> Task instructions: Copy everything in the data below exactly except the pictures.

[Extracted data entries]
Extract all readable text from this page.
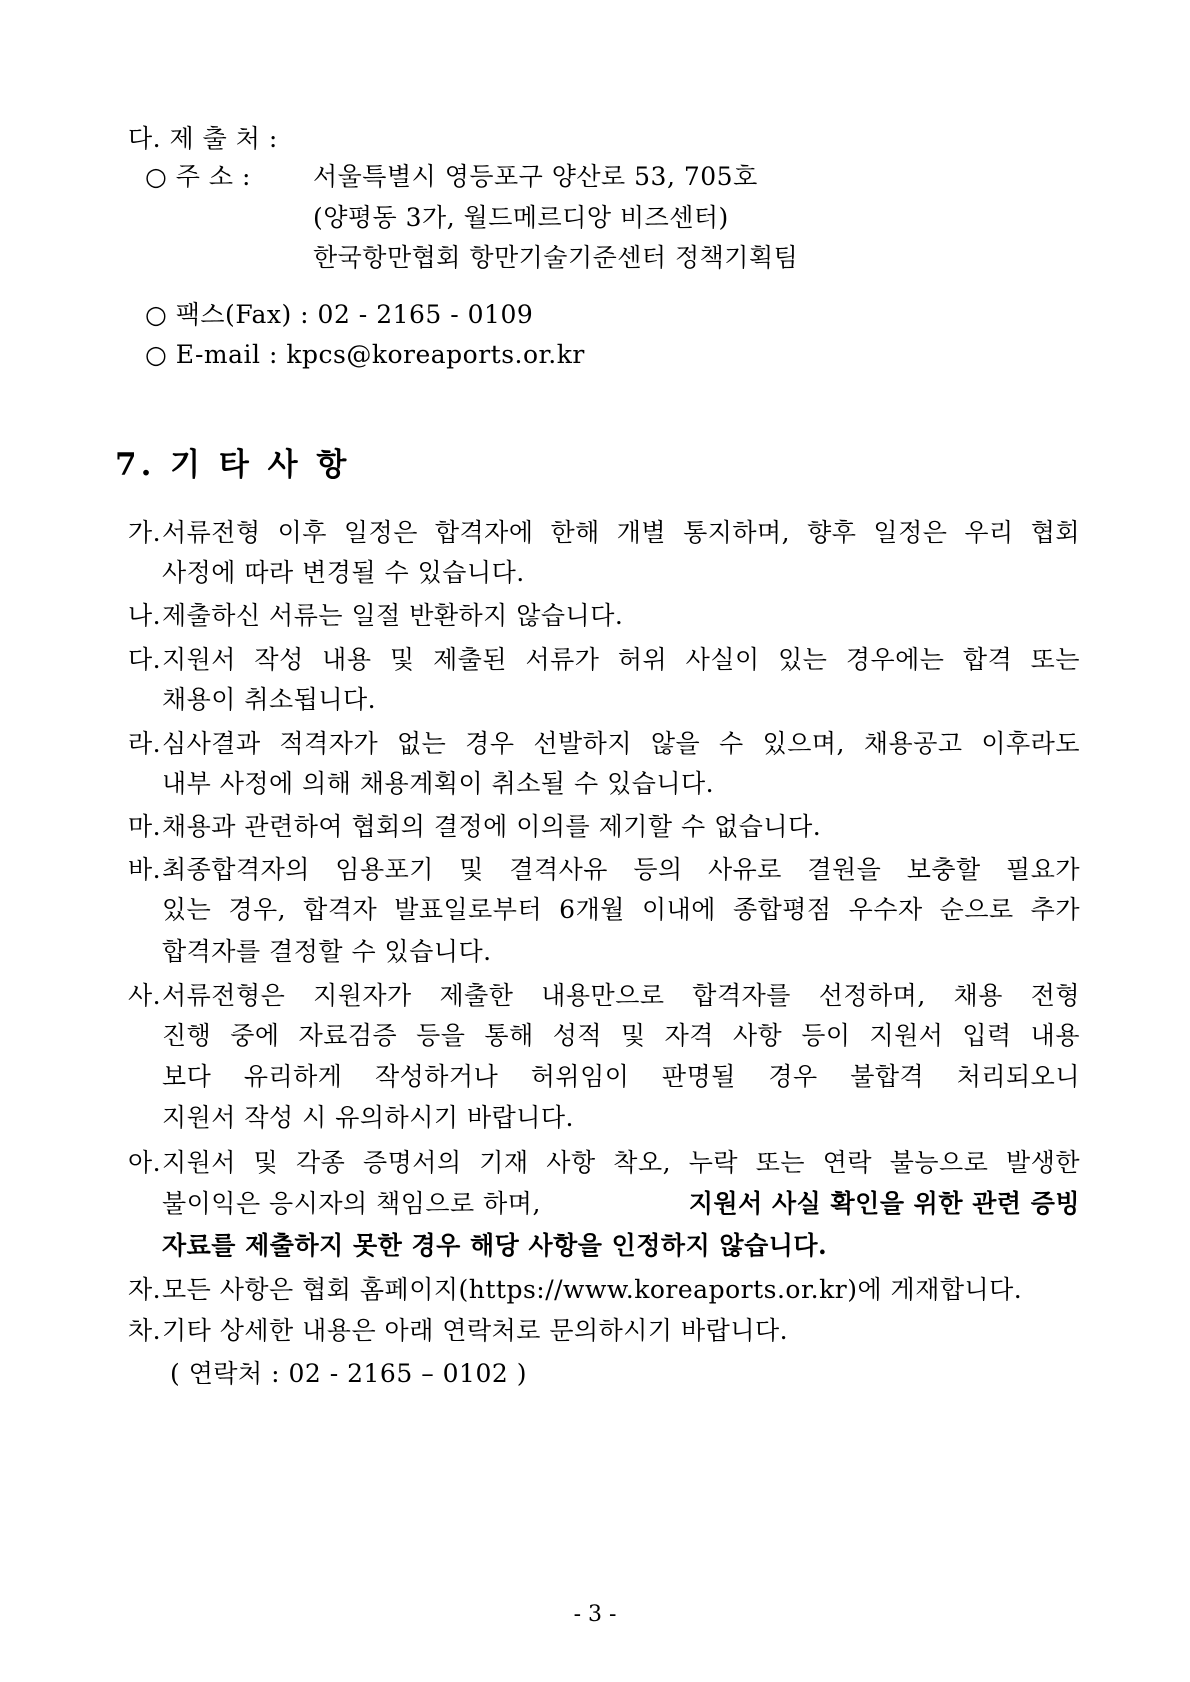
다. 제 출 처 :
○ 주 소 : 서울특별시 영등포구 양산로 53, 705호
(양평동 3가, 월드메르디앙 비즈센터)
한국항만협회 항만기술기준센터 정책기획팀
○ 팩스(Fax) : 02 - 2165 - 0109
○ E-mail : kpcs@koreaports.or.kr
7. 기 타 사 항
가. 서류전형 이후 일정은 합격자에 한해 개별 통지하며, 향후 일정은 우리 협회
사정에 따라 변경될 수 있습니다.
나. 제출하신 서류는 일절 반환하지 않습니다.
다. 지원서 작성 내용 및 제출된 서류가 허위 사실이 있는 경우에는 합격 또는
채용이 취소됩니다.
라. 심사결과 적격자가 없는 경우 선발하지 않을 수 있으며, 채용공고 이후라도
내부 사정에 의해 채용계획이 취소될 수 있습니다.
마. 채용과 관련하여 협회의 결정에 이의를 제기할 수 없습니다.
바. 최종합격자의 임용포기 및 결격사유 등의 사유로 결원을 보충할 필요가
있는 경우, 합격자 발표일로부터 6개월 이내에 종합평점 우수자 순으로 추가
합격자를 결정할 수 있습니다.
사. 서류전형은 지원자가 제출한 내용만으로 합격자를 선정하며, 채용 전형
진행 중에 자료검증 등을 통해 성적 및 자격 사항 등이 지원서 입력 내용
보다 유리하게 작성하거나 허위임이 판명될 경우 불합격 처리되오니
지원서 작성 시 유의하시기 바랍니다.
아. 지원서 및 각종 증명서의 기재 사항 착오, 누락 또는 연락 불능으로 발생한
불이익은 응시자의 책임으로 하며,	지원서 사실 확인을 위한 관련 증빙
자료를 제출하지 못한 경우 해당 사항을 인정하지 않습니다.
자. 모든 사항은 협회 홈페이지(https://www.koreaports.or.kr)에 게재합니다.
차. 기타 상세한 내용은 아래 연락처로 문의하시기 바랍니다.
( 연락처 : 02 - 2165 – 0102 )
- 3 -
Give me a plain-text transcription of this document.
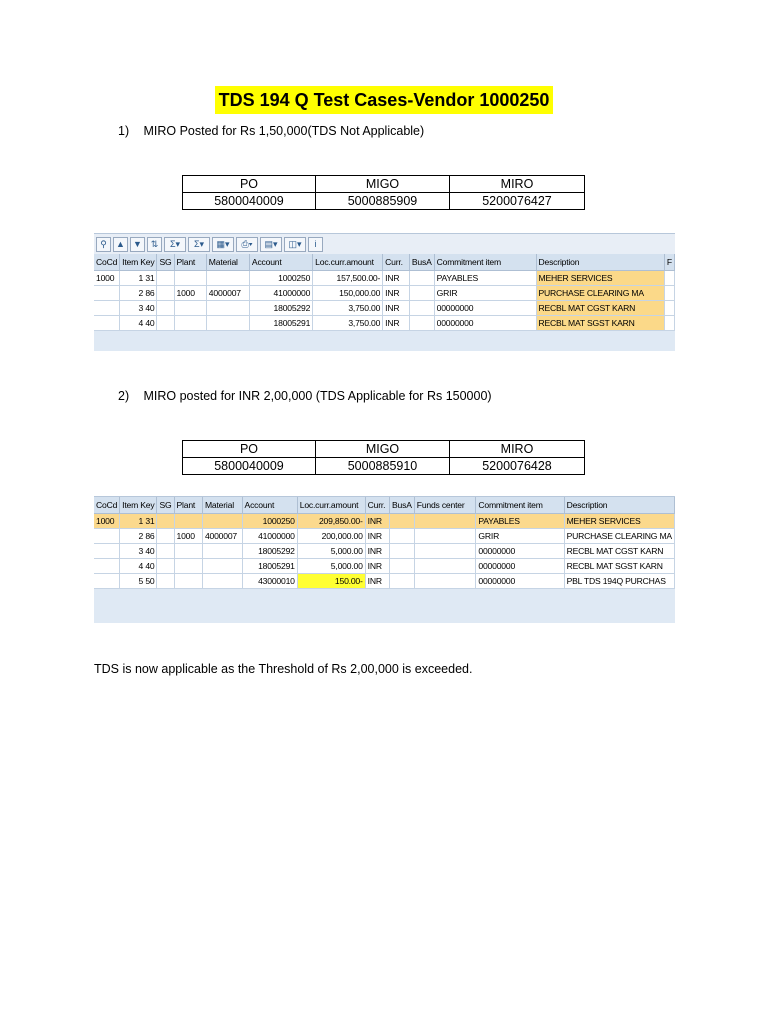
TDS 194 Q Test Cases-Vendor 1000250
1) MIRO Posted for Rs 1,50,000(TDS Not Applicable)
PO	MIGO	MIRO
5800040009	5000885909	5200076427
⚲	▲ ▼ ⇅	Σ▾	Σ▾	▦▾	⎙▾	▤▾	◫▾	i
CoCd	Item Key	SG	Plant	Material	Account	Loc.curr.amount	Curr.	BusA	Commitment item	Description	F
1000	1 31				1000250	157,500.00-	INR		PAYABLES	MEHER SERVICES	
	2 86		1000	4000007	41000000	150,000.00	INR		GRIR	PURCHASE CLEARING MA	
	3 40				18005292	3,750.00	INR		00000000	RECBL MAT CGST KARN	
	4 40				18005291	3,750.00	INR		00000000	RECBL MAT SGST KARN	
2) MIRO posted for INR 2,00,000 (TDS Applicable for Rs 150000)
PO	MIGO	MIRO
5800040009	5000885910	5200076428
CoCd	Item Key	SG	Plant	Material	Account	Loc.curr.amount	Curr.	BusA	Funds center	Commitment item	Description
1000	1 31				1000250	209,850.00-	INR			PAYABLES	MEHER SERVICES
	2 86		1000	4000007	41000000	200,000.00	INR			GRIR	PURCHASE CLEARING MA
	3 40				18005292	5,000.00	INR			00000000	RECBL MAT CGST KARN
	4 40				18005291	5,000.00	INR			00000000	RECBL MAT SGST KARN
	5 50				43000010	150.00-	INR			00000000	PBL TDS 194Q PURCHAS
TDS is now applicable as the Threshold of Rs 2,00,000 is exceeded.
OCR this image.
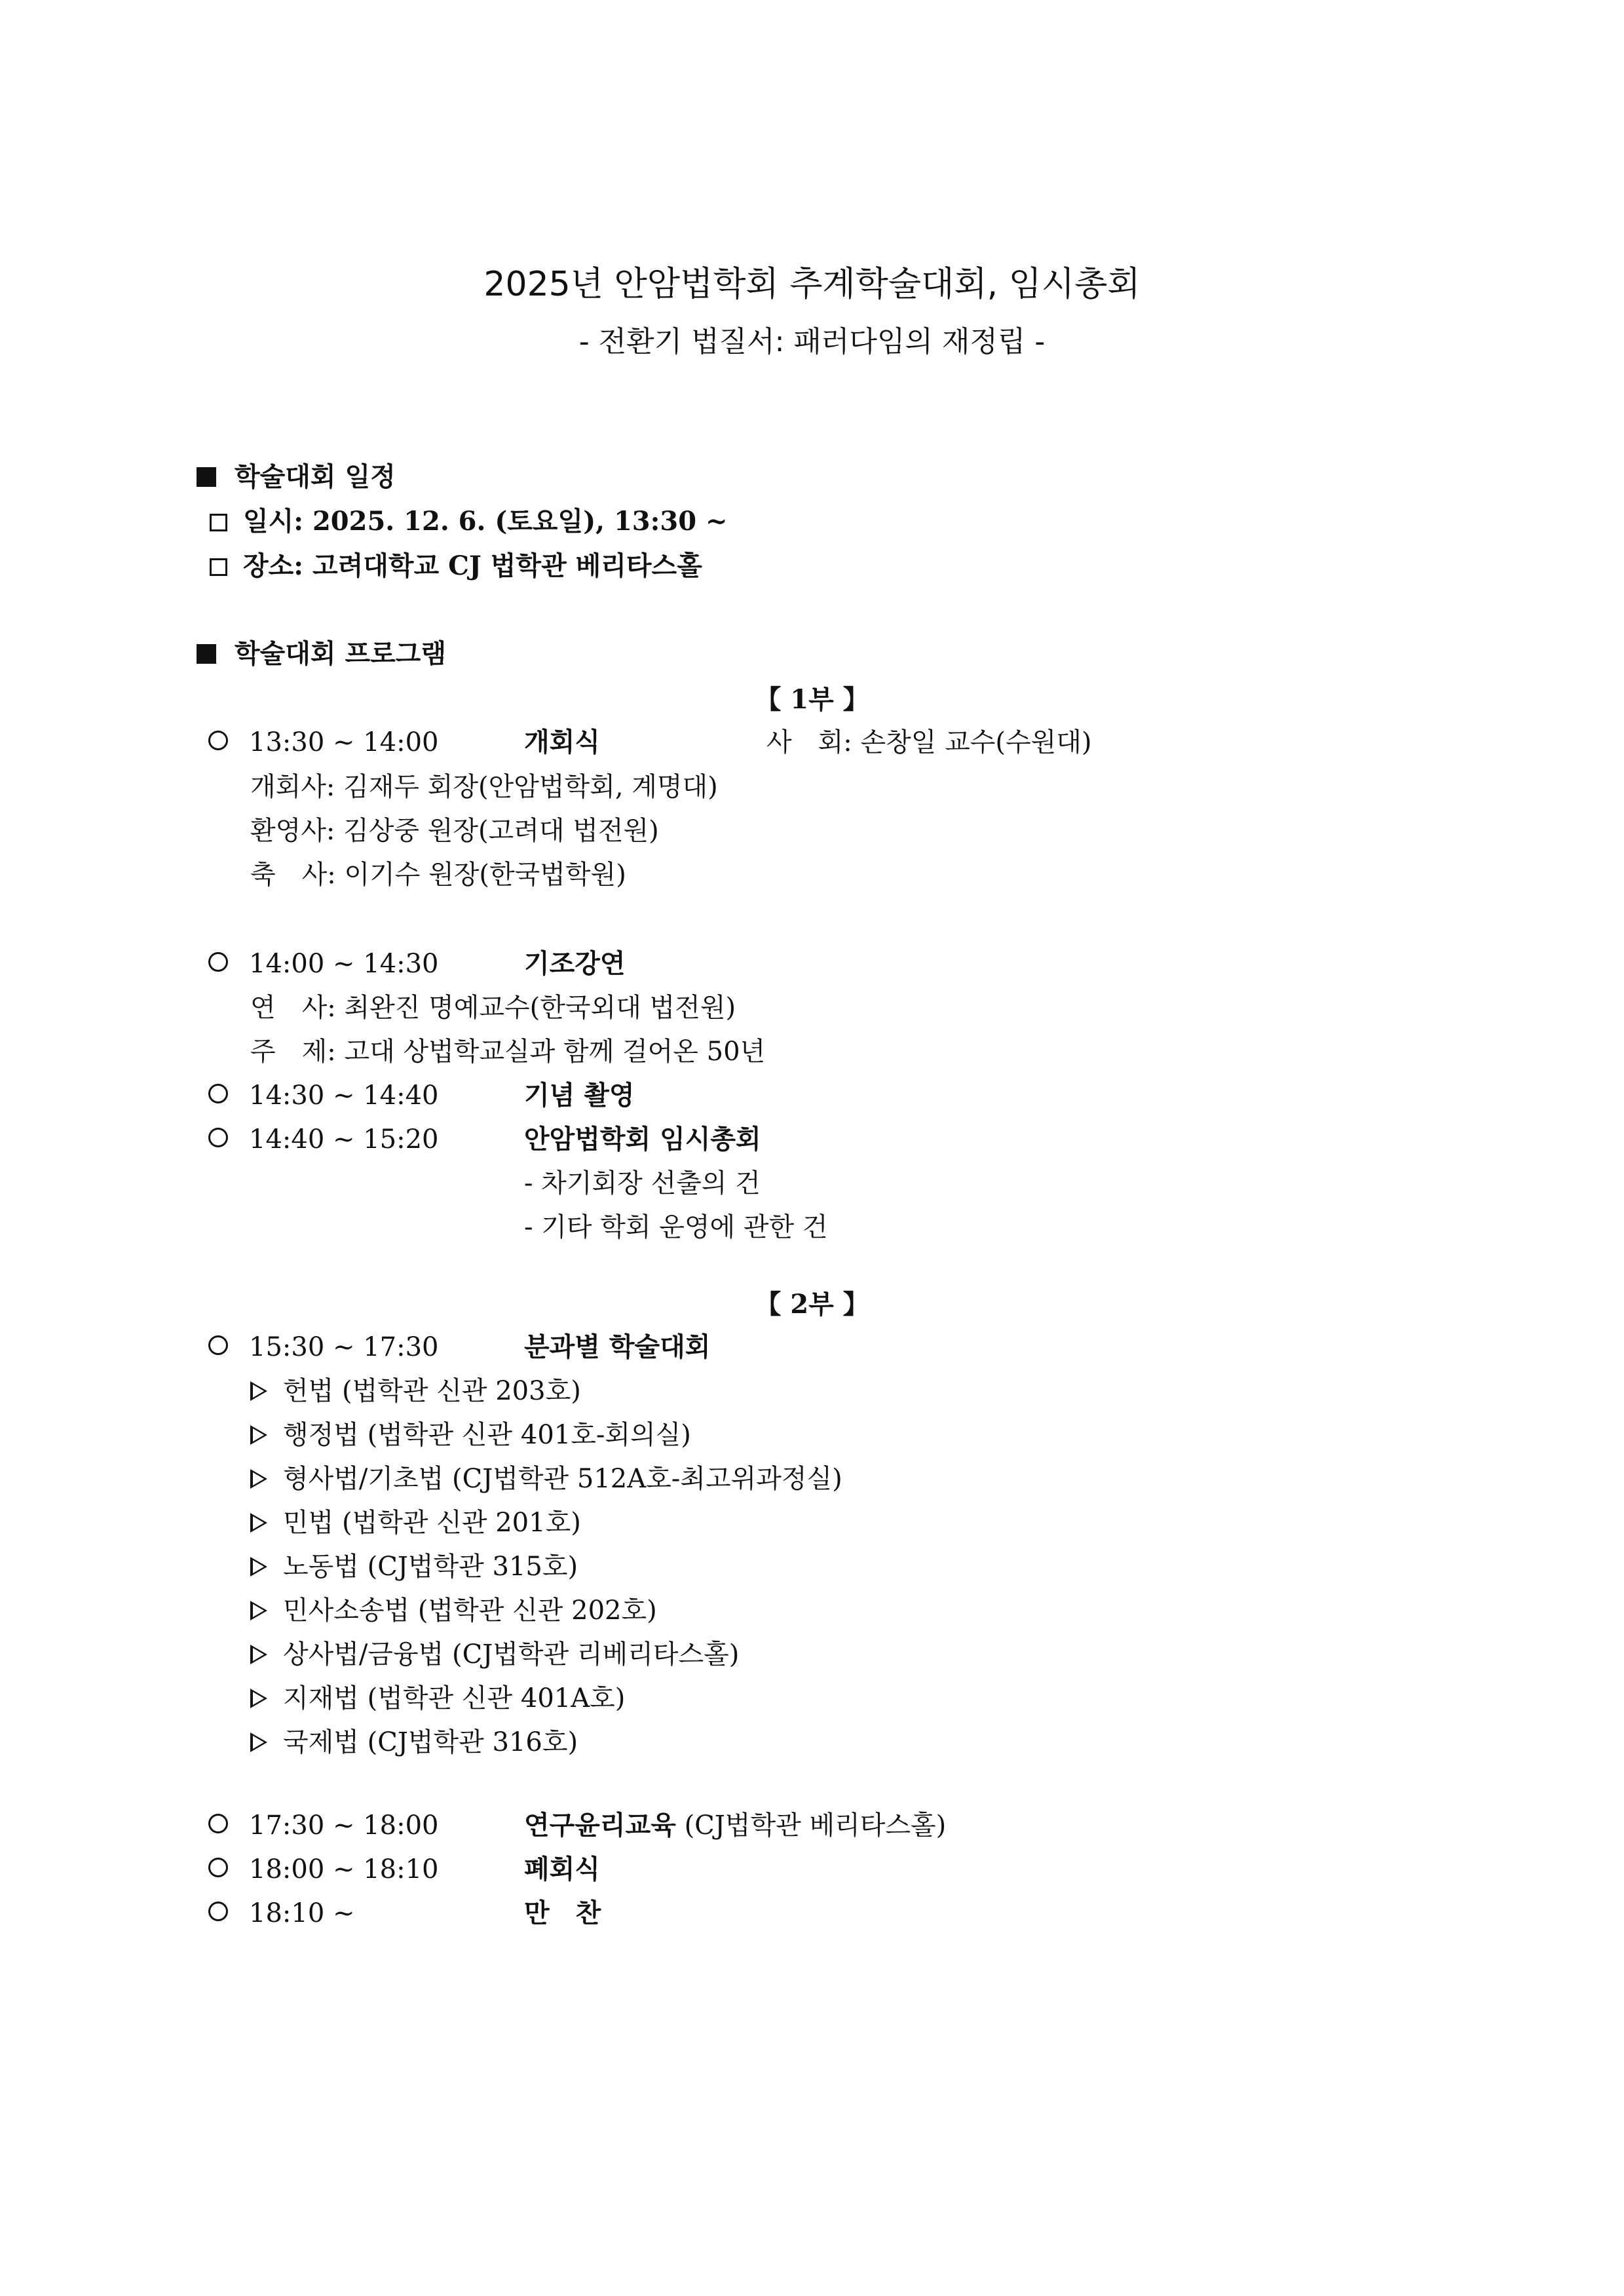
2025년 안암법학회 추계학술대회, 임시총회
- 전환기 법질서: 패러다임의 재정립 -
학술대회 일정
일시: 2025. 12. 6. (토요일), 13:30 ~
장소: 고려대학교 CJ 법학관 베리타스홀
학술대회 프로그램
【 1부 】
13:30 ~ 14:00	개회식	사　회: 손창일 교수(수원대)
개회사: 김재두 회장(안암법학회, 계명대)
환영사: 김상중 원장(고려대 법전원)
축　사: 이기수 원장(한국법학원)
14:00 ~ 14:30	기조강연
연　사: 최완진 명예교수(한국외대 법전원)
주　제: 고대 상법학교실과 함께 걸어온 50년
14:30 ~ 14:40	기념 촬영
14:40 ~ 15:20	안암법학회 임시총회
- 차기회장 선출의 건
- 기타 학회 운영에 관한 건
【 2부 】
15:30 ~ 17:30	분과별 학술대회
헌법 (법학관 신관 203호)
행정법 (법학관 신관 401호-회의실)
형사법/기초법 (CJ법학관 512A호-최고위과정실)
민법 (법학관 신관 201호)
노동법 (CJ법학관 315호)
민사소송법 (법학관 신관 202호)
상사법/금융법 (CJ법학관 리베리타스홀)
지재법 (법학관 신관 401A호)
국제법 (CJ법학관 316호)
17:30 ~ 18:00	연구윤리교육 (CJ법학관 베리타스홀)
18:00 ~ 18:10	폐회식
18:10 ~	만　찬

> Written reply:
Extract all readable text from this page.
다. 제 출 처 :
○ 주 소 : 서울특별시 영등포구 양산로 53, 705호
(양평동 3가, 월드메르디앙 비즈센터)
한국항만협회 항만기술기준센터 정책기획팀
○ 팩스(Fax) : 02 - 2165 - 0109
○ E-mail : kpcs@koreaports.or.kr
7. 기 타 사 항
가. 서류전형 이후 일정은 합격자에 한해 개별 통지하며, 향후 일정은 우리 협회
사정에 따라 변경될 수 있습니다.
나. 제출하신 서류는 일절 반환하지 않습니다.
다. 지원서 작성 내용 및 제출된 서류가 허위 사실이 있는 경우에는 합격 또는
채용이 취소됩니다.
라. 심사결과 적격자가 없는 경우 선발하지 않을 수 있으며, 채용공고 이후라도
내부 사정에 의해 채용계획이 취소될 수 있습니다.
마. 채용과 관련하여 협회의 결정에 이의를 제기할 수 없습니다.
바. 최종합격자의 임용포기 및 결격사유 등의 사유로 결원을 보충할 필요가
있는 경우, 합격자 발표일로부터 6개월 이내에 종합평점 우수자 순으로 추가
합격자를 결정할 수 있습니다.
사. 서류전형은 지원자가 제출한 내용만으로 합격자를 선정하며, 채용 전형
진행 중에 자료검증 등을 통해 성적 및 자격 사항 등이 지원서 입력 내용
보다 유리하게 작성하거나 허위임이 판명될 경우 불합격 처리되오니
지원서 작성 시 유의하시기 바랍니다.
아. 지원서 및 각종 증명서의 기재 사항 착오, 누락 또는 연락 불능으로 발생한
불이익은 응시자의 책임으로 하며,	지원서 사실 확인을 위한 관련 증빙
자료를 제출하지 못한 경우 해당 사항을 인정하지 않습니다.
자. 모든 사항은 협회 홈페이지(https://www.koreaports.or.kr)에 게재합니다.
차. 기타 상세한 내용은 아래 연락처로 문의하시기 바랍니다.
( 연락처 : 02 - 2165 – 0102 )
- 3 -
Give me a plain-text transcription of this document.
TDS 194 Q Test Cases-Vendor 1000250
1) MIRO Posted for Rs 1,50,000(TDS Not Applicable)
PO	MIGO	MIRO
5800040009	5000885909	5200076427
⚲	▲ ▼ ⇅	Σ▾	Σ▾	▦▾	⎙▾	▤▾	◫▾	i
CoCd	Item Key	SG	Plant	Material	Account	Loc.curr.amount	Curr.	BusA	Commitment item	Description	F
1000	1 31				1000250	157,500.00-	INR		PAYABLES	MEHER SERVICES	
	2 86		1000	4000007	41000000	150,000.00	INR		GRIR	PURCHASE CLEARING MA	
	3 40				18005292	3,750.00	INR		00000000	RECBL MAT CGST KARN	
	4 40				18005291	3,750.00	INR		00000000	RECBL MAT SGST KARN	
2) MIRO posted for INR 2,00,000 (TDS Applicable for Rs 150000)
PO	MIGO	MIRO
5800040009	5000885910	5200076428
CoCd	Item Key	SG	Plant	Material	Account	Loc.curr.amount	Curr.	BusA	Funds center	Commitment item	Description
1000	1 31				1000250	209,850.00-	INR			PAYABLES	MEHER SERVICES
	2 86		1000	4000007	41000000	200,000.00	INR			GRIR	PURCHASE CLEARING MA
	3 40				18005292	5,000.00	INR			00000000	RECBL MAT CGST KARN
	4 40				18005291	5,000.00	INR			00000000	RECBL MAT SGST KARN
	5 50				43000010	150.00-	INR			00000000	PBL TDS 194Q PURCHAS
TDS is now applicable as the Threshold of Rs 2,00,000 is exceeded.
OCR this image.
2025년 안암법학회 추계학술대회, 임시총회
- 전환기 법질서: 패러다임의 재정립 -
학술대회 일정
일시: 2025. 12. 6. (토요일), 13:30 ~
장소: 고려대학교 CJ 법학관 베리타스홀
학술대회 프로그램
【 1부 】
13:30 ~ 14:00	개회식	사　회: 손창일 교수(수원대)
개회사: 김재두 회장(안암법학회, 계명대)
환영사: 김상중 원장(고려대 법전원)
축　사: 이기수 원장(한국법학원)
14:00 ~ 14:30	기조강연
연　사: 최완진 명예교수(한국외대 법전원)
주　제: 고대 상법학교실과 함께 걸어온 50년
14:30 ~ 14:40	기념 촬영
14:40 ~ 15:20	안암법학회 임시총회
- 차기회장 선출의 건
- 기타 학회 운영에 관한 건
【 2부 】
15:30 ~ 17:30	분과별 학술대회
헌법 (법학관 신관 203호)
행정법 (법학관 신관 401호-회의실)
형사법/기초법 (CJ법학관 512A호-최고위과정실)
민법 (법학관 신관 201호)
노동법 (CJ법학관 315호)
민사소송법 (법학관 신관 202호)
상사법/금융법 (CJ법학관 리베리타스홀)
지재법 (법학관 신관 401A호)
국제법 (CJ법학관 316호)
17:30 ~ 18:00	연구윤리교육 (CJ법학관 베리타스홀)
18:00 ~ 18:10	폐회식
18:10 ~	만　찬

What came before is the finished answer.